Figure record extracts
▼

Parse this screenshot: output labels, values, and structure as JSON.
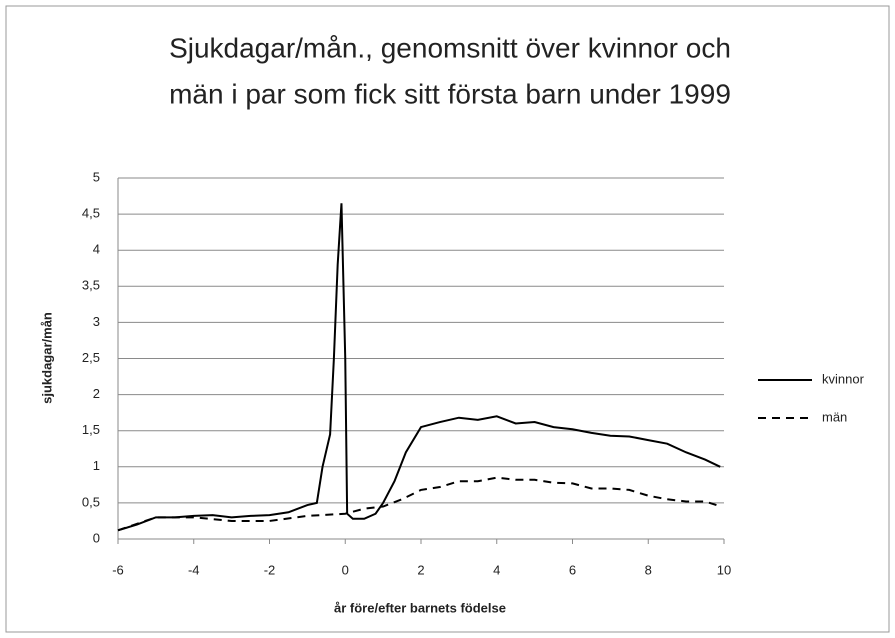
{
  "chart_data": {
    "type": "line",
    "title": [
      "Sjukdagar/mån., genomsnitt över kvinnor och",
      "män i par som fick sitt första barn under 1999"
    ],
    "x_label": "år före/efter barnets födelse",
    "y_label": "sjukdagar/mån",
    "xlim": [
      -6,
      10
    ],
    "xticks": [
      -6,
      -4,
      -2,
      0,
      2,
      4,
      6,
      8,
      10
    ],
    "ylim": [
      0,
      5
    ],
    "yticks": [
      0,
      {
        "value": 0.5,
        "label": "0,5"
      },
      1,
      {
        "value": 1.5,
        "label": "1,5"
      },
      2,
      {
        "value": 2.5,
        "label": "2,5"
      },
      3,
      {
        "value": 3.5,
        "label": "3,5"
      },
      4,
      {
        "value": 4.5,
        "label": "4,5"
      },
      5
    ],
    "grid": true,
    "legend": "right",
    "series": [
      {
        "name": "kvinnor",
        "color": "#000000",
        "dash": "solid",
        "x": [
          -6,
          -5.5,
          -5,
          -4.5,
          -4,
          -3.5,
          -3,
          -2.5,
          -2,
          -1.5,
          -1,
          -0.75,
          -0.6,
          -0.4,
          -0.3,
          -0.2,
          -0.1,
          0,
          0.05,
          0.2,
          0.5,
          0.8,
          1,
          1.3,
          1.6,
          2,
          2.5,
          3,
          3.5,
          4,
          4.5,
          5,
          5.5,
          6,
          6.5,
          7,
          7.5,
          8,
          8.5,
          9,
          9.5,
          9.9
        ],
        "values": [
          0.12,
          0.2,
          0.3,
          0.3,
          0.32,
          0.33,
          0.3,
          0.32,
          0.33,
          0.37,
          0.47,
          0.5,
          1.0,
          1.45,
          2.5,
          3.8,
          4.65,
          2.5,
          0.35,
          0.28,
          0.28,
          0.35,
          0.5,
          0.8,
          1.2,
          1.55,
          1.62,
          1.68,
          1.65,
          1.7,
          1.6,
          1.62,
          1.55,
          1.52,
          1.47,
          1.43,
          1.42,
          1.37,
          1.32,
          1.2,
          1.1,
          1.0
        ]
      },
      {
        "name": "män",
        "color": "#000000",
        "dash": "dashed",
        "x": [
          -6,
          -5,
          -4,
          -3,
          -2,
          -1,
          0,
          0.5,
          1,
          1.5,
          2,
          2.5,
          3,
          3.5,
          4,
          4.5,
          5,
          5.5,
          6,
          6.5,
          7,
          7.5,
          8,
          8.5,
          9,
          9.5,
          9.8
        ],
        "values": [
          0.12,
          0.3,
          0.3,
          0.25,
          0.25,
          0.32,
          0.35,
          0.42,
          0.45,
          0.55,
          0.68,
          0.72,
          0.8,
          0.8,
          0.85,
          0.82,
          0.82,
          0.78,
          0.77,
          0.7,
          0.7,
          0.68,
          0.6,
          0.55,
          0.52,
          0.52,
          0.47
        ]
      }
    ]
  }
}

▲

◆ Your objective ◆
What lines above contain the string "kvinnor"? Copy all of them.

◆ Exercise result ◆
      "Sjukdagar/mån., genomsnitt över kvinnor och",
        "name": "kvinnor",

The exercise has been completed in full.